[Element boundary records]
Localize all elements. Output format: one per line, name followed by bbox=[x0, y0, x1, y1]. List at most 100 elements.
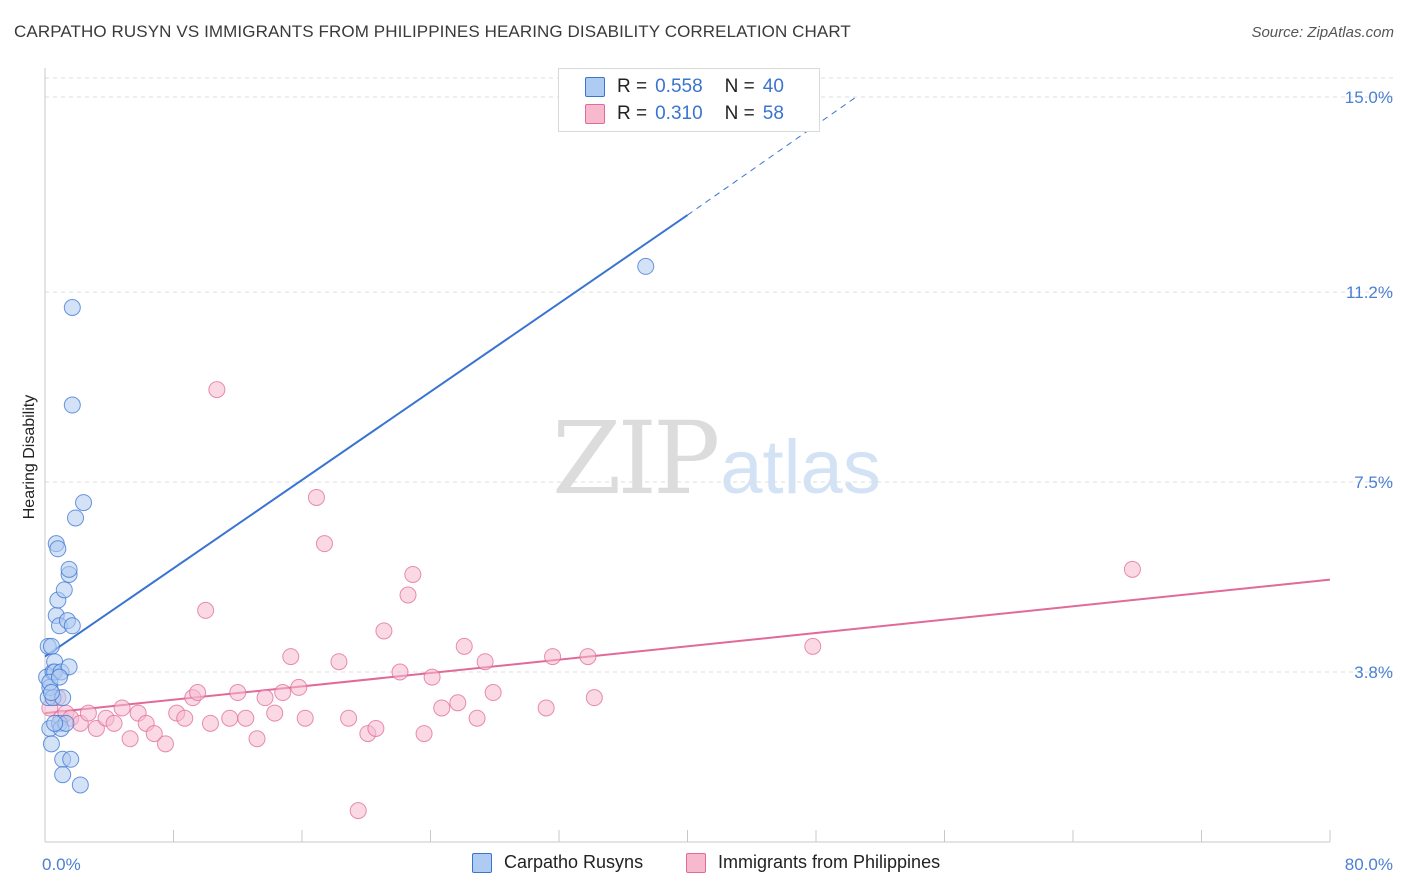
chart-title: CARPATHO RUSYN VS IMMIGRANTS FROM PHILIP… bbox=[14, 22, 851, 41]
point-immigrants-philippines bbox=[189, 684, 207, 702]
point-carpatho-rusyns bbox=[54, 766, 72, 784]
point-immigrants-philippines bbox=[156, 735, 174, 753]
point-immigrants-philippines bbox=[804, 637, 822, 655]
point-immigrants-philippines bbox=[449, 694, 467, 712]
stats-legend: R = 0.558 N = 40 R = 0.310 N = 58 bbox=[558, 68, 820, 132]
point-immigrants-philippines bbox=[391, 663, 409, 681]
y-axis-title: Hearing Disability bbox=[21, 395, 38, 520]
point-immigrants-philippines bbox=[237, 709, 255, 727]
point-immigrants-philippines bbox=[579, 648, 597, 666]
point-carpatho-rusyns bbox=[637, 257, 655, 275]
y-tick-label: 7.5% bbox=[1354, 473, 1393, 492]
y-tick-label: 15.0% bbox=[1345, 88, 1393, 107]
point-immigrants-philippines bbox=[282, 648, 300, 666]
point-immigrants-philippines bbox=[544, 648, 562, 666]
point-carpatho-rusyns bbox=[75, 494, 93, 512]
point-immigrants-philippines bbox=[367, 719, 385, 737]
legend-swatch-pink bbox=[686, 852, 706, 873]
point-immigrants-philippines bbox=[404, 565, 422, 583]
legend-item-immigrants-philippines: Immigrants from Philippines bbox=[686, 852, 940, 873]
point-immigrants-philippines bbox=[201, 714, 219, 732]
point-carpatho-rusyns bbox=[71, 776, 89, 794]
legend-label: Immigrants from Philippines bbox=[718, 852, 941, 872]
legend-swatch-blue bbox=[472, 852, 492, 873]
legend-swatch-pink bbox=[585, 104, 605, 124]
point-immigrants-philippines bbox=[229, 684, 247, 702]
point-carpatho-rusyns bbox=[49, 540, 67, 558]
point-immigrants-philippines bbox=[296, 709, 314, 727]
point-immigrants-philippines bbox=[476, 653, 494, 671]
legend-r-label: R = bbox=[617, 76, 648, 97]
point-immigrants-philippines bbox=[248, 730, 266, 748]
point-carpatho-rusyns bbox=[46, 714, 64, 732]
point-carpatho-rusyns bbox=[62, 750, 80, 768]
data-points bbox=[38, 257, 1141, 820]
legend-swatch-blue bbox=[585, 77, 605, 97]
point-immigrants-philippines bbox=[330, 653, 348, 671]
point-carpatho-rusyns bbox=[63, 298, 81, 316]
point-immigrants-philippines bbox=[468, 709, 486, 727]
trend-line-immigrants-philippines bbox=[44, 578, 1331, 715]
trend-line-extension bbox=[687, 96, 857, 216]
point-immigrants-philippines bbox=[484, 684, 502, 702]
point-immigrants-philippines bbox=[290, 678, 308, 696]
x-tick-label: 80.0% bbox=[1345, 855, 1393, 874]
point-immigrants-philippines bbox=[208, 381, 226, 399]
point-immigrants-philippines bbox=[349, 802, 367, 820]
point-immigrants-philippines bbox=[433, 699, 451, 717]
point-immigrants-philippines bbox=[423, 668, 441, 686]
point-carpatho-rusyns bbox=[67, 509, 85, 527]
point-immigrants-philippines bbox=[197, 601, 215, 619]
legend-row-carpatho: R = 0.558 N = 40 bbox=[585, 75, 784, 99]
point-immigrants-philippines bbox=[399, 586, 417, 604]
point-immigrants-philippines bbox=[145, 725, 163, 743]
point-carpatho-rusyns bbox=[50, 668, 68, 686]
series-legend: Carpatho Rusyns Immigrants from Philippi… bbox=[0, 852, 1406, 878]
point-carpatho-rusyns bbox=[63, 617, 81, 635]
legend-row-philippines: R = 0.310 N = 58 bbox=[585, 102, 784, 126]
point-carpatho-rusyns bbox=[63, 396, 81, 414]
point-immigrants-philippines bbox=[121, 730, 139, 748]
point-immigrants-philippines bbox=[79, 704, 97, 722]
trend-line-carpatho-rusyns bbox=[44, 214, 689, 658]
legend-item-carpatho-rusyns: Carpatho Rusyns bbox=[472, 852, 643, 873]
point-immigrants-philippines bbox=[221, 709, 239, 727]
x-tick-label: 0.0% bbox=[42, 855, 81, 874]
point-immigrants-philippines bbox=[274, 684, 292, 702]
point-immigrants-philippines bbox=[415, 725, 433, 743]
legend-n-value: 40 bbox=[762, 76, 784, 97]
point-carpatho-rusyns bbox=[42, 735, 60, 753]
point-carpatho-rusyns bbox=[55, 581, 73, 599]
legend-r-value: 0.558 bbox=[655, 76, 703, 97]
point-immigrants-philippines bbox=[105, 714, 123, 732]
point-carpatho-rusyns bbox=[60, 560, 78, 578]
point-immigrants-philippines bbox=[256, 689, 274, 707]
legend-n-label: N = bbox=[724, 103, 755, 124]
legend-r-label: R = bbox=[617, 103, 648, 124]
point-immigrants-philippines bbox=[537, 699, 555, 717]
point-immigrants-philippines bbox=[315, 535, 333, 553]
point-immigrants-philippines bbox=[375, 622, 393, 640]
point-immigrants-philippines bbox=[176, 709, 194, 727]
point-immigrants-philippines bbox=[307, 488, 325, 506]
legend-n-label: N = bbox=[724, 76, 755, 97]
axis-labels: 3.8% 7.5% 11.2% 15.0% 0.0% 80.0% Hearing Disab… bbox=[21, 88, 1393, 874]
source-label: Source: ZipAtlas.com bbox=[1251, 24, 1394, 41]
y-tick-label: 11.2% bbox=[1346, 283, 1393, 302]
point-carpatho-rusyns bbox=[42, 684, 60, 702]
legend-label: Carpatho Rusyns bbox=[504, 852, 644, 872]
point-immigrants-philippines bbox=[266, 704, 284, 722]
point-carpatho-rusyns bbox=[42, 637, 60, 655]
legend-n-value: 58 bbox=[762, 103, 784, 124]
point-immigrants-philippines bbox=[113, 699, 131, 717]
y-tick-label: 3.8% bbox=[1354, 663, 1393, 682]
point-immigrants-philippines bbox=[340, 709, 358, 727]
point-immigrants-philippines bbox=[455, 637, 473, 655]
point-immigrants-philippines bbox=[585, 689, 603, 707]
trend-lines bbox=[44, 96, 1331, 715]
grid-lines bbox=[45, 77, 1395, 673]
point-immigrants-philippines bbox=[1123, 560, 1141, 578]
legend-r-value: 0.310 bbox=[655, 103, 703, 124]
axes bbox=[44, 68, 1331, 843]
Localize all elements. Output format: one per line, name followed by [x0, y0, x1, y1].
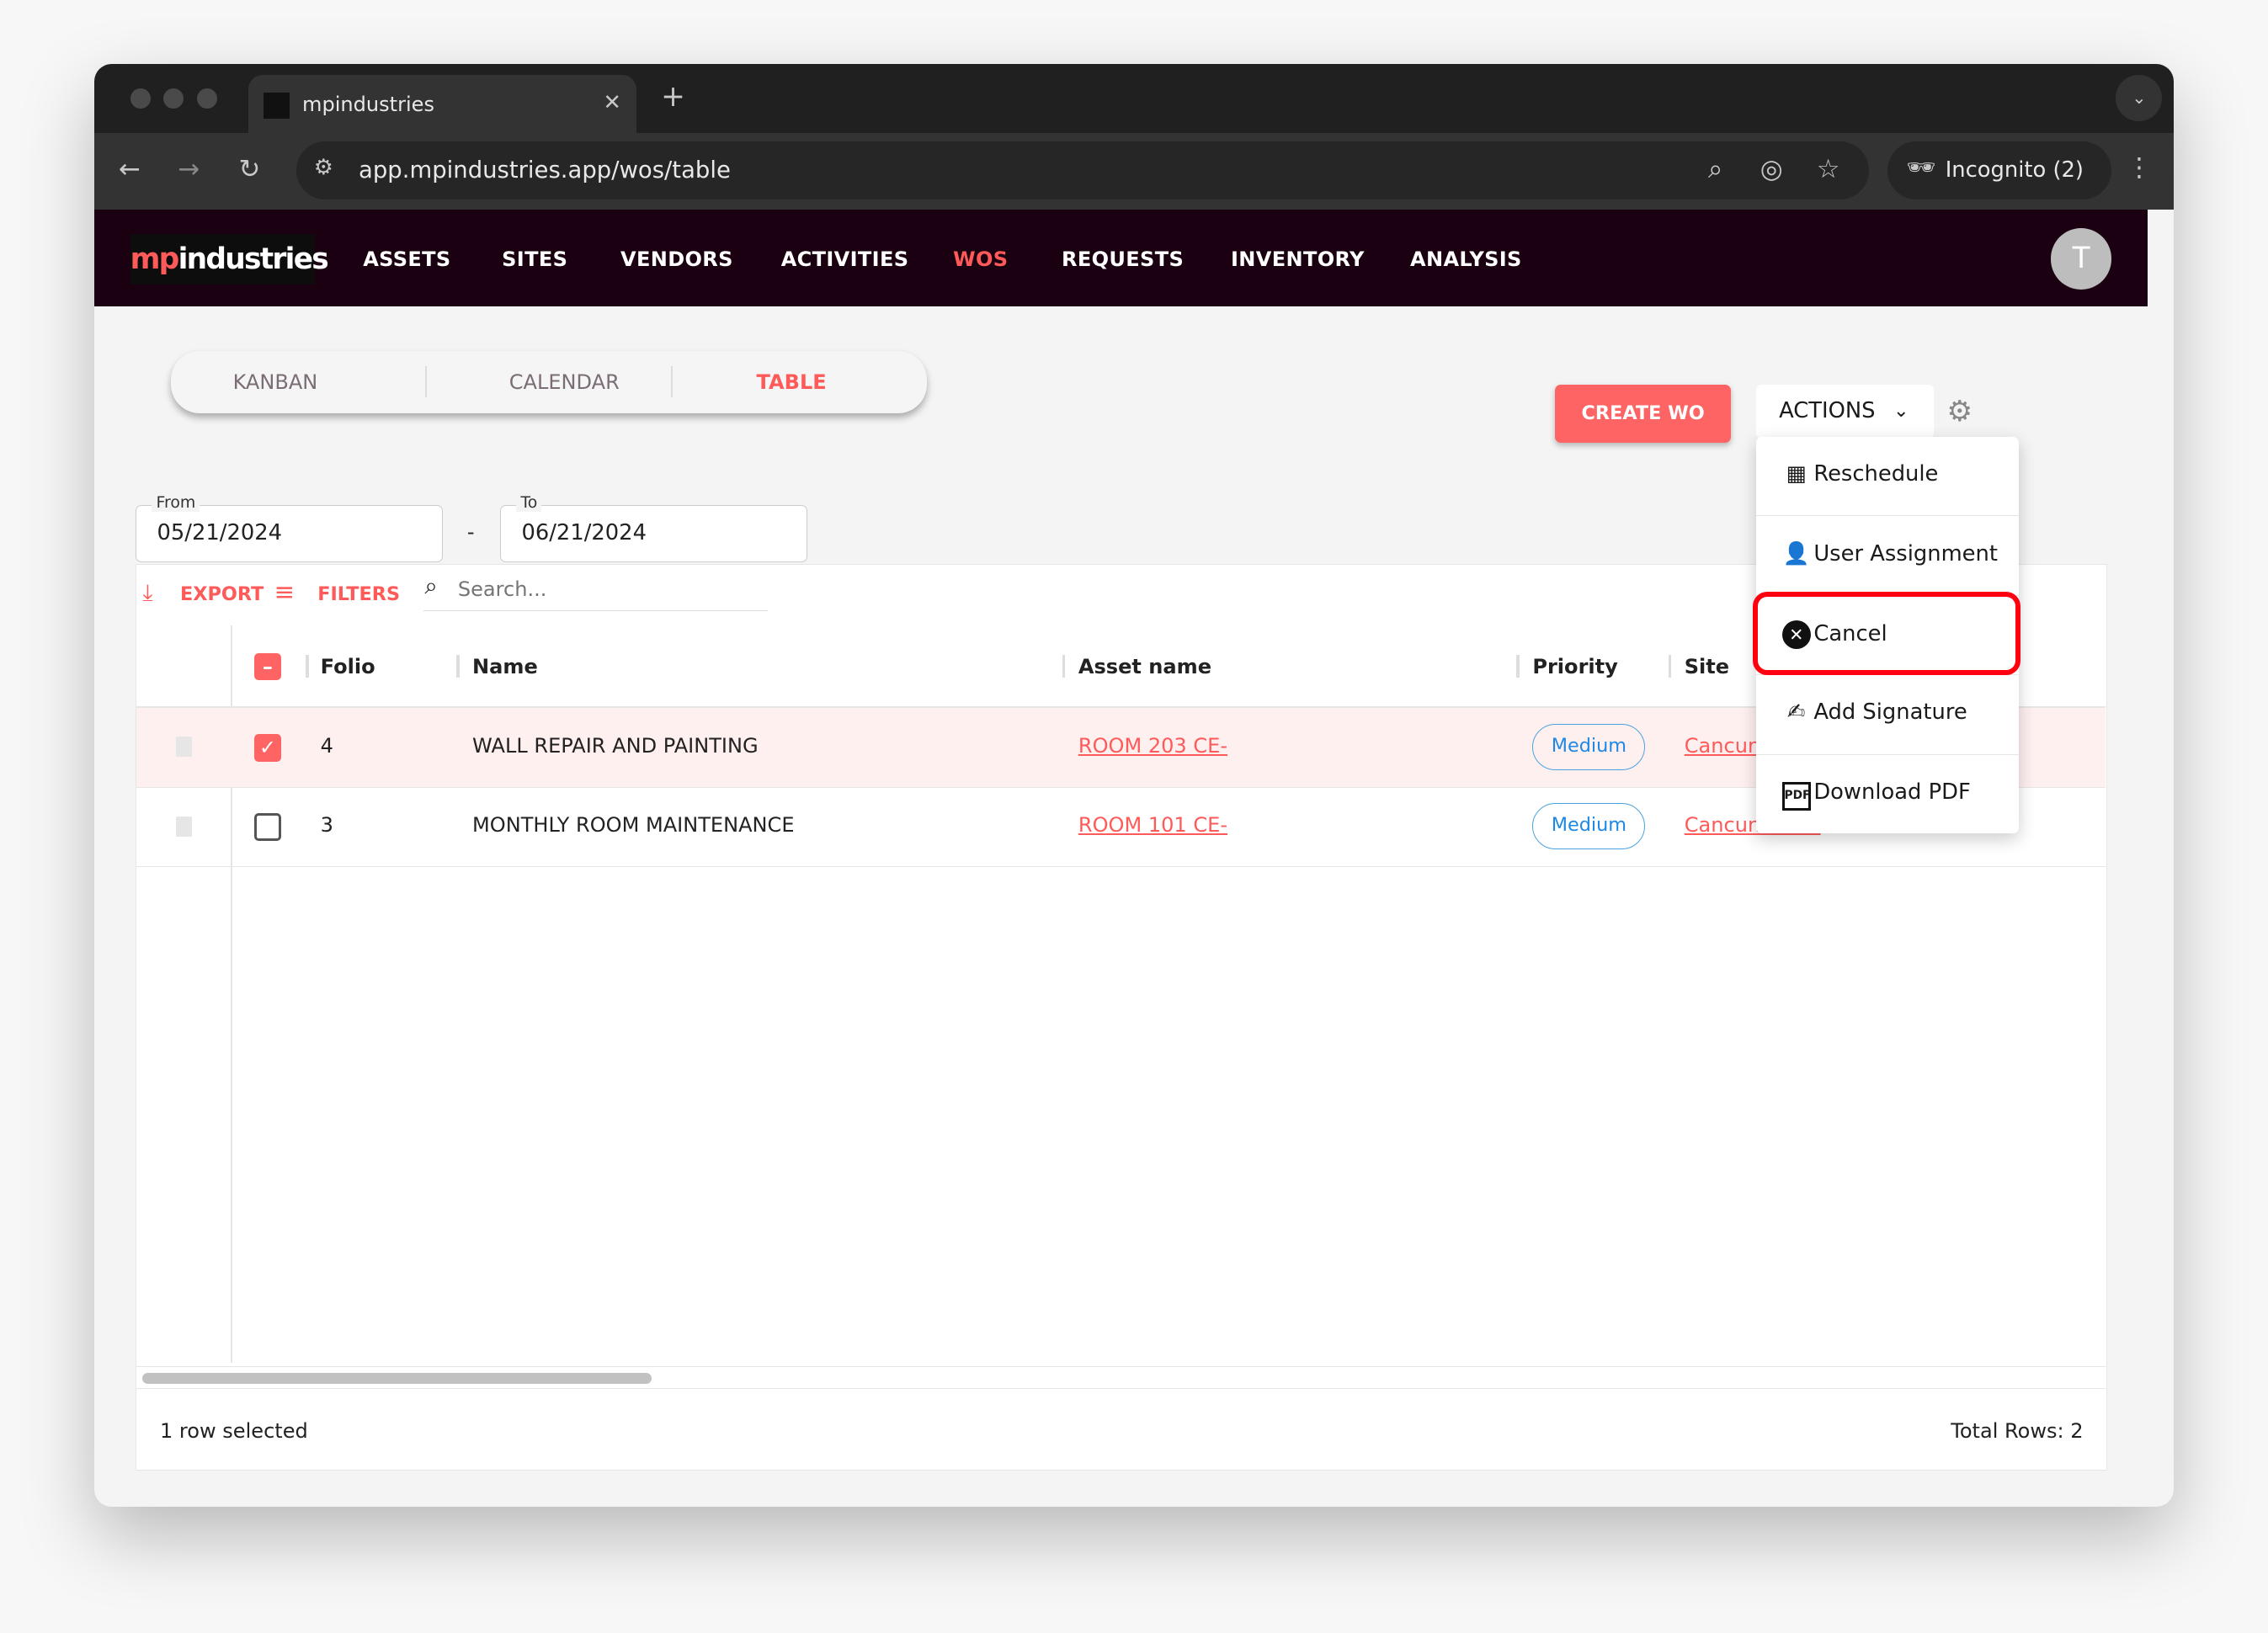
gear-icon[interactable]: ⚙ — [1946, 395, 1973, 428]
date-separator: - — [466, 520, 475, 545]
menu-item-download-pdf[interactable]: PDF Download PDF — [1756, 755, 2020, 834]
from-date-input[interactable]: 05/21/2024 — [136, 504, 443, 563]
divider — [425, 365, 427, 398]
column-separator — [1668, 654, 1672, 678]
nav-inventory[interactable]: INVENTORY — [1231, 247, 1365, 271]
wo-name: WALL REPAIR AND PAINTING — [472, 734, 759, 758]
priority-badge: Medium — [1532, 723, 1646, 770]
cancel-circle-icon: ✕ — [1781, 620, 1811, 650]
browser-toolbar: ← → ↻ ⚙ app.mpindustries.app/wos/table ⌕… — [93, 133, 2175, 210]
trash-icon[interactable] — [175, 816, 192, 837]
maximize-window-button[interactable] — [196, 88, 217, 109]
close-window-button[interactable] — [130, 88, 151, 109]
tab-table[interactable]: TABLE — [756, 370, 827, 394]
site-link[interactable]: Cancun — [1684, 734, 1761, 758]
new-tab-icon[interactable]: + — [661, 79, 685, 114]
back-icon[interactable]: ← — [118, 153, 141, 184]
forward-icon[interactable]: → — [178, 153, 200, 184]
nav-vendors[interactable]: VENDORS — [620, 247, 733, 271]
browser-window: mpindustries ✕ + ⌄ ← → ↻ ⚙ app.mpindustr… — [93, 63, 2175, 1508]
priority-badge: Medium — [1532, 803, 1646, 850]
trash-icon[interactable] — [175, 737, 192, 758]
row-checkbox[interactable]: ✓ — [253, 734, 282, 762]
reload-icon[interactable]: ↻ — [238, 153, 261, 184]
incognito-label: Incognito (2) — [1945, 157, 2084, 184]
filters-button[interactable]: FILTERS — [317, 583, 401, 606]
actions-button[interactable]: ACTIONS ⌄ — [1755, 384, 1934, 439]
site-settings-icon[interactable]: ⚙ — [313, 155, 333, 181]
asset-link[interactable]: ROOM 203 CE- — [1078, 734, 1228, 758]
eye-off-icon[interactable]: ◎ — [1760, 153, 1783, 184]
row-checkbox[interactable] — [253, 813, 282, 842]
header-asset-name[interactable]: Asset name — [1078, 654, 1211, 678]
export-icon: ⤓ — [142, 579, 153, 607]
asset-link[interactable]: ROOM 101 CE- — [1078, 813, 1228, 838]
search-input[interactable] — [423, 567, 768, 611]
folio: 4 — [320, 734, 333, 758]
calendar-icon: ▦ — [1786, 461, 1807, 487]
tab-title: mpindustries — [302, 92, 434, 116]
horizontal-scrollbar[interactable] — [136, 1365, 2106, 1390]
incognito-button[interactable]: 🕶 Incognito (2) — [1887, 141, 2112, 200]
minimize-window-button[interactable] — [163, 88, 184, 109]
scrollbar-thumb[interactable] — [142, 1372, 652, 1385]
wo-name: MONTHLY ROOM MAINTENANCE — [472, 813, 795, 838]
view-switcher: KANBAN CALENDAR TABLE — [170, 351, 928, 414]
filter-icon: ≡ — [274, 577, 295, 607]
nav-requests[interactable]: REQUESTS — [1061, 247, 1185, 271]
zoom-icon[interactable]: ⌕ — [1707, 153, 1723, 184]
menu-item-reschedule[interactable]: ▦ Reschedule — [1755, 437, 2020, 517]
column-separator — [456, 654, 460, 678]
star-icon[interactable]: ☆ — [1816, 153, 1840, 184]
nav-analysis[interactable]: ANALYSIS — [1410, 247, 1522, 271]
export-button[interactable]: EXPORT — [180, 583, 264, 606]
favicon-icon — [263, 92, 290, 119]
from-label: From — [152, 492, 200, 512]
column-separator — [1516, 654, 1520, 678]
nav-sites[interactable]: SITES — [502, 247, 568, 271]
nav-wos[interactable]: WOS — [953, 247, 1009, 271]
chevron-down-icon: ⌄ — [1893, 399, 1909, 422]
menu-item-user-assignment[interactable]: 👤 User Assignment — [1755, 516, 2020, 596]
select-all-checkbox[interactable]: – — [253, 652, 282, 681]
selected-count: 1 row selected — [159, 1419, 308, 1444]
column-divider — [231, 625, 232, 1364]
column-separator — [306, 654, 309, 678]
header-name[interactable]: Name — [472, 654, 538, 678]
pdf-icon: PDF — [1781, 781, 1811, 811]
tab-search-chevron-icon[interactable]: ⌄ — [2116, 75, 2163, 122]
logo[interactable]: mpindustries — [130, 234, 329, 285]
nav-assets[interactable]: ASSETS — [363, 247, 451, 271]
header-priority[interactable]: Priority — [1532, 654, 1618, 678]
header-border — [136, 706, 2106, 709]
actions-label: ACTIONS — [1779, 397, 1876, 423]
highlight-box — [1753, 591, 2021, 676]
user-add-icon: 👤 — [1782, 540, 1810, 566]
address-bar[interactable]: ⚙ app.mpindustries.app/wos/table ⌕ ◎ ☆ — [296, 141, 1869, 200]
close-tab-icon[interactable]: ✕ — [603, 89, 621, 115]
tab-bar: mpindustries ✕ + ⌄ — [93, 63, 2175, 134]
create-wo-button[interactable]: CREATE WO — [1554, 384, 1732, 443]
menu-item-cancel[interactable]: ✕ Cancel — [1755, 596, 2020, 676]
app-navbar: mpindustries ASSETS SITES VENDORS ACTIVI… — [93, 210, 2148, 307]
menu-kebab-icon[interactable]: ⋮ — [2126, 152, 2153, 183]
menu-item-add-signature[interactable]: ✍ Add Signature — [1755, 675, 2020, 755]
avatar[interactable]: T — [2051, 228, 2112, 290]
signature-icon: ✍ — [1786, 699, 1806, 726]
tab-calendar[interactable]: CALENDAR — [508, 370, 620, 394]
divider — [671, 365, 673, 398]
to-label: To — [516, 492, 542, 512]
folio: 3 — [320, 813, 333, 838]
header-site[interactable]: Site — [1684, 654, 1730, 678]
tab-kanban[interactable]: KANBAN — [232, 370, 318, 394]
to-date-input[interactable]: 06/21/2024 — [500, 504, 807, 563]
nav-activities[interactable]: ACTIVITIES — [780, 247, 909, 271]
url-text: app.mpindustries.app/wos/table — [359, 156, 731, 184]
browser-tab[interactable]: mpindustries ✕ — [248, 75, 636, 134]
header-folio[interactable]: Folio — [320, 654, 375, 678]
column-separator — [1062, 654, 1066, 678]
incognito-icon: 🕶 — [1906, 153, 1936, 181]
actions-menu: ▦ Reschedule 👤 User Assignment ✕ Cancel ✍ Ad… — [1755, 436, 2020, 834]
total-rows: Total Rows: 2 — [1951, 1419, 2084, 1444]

#### [Required task]
Convert the part of the lines that opens with the line containing "gear-icon[interactable]: ⚙ —" and closes with the line containing "reload-icon[interactable]: ↻ —", both included, into a JSON list of strings with one string per line and blank lines left out.

#### [Exercise output]
[
  "gear-icon[interactable]: ⚙ — [1946, 395, 1973, 428]",
  "date-separator: - — [466, 520, 475, 545]",
  "menu-item-download-pdf[interactable]: PDF Download PDF — [1756, 755, 2020, 834]",
  "from-date-input[interactable]: 05/21/2024 — [136, 504, 443, 563]",
  "divider — [425, 365, 427, 398]",
  "column-separator — [1668, 654, 1672, 678]",
  "nav-inventory[interactable]: INVENTORY — [1231, 247, 1365, 271]",
  "wo-name: WALL REPAIR AND PAINTING — [472, 734, 759, 758]",
  "priority-badge: Medium — [1532, 723, 1646, 770]",
  "cancel-circle-icon: ✕ — [1781, 620, 1811, 650]",
  "browser-toolbar: ← → ↻ ⚙ app.mpindustries.app/wos/table ⌕… — [93, 133, 2175, 210]",
  "trash-icon[interactable] — [175, 816, 192, 837]",
  "maximize-window-button[interactable] — [196, 88, 217, 109]",
  "close-window-button[interactable] — [130, 88, 151, 109]",
  "tab-table[interactable]: TABLE — [756, 370, 827, 394]",
  "site-link[interactable]: Cancun — [1684, 734, 1761, 758]",
  "new-tab-icon[interactable]: + — [661, 79, 685, 114]",
  "back-icon[interactable]: ← — [118, 153, 141, 184]",
  "forward-icon[interactable]: → — [178, 153, 200, 184]",
  "nav-vendors[interactable]: VENDORS — [620, 247, 733, 271]",
  "browser-window: mpindustries ✕ + ⌄ ← → ↻ ⚙ app.mpindustr… — [93, 63, 2175, 1508]",
  "priority-badge: Medium — [1532, 803, 1646, 850]",
  "trash-icon[interactable] — [175, 737, 192, 758]",
  "row-checkbox[interactable]: ✓ — [253, 734, 282, 762]",
  "reload-icon[interactable]: ↻ — [238, 153, 261, 184]"
]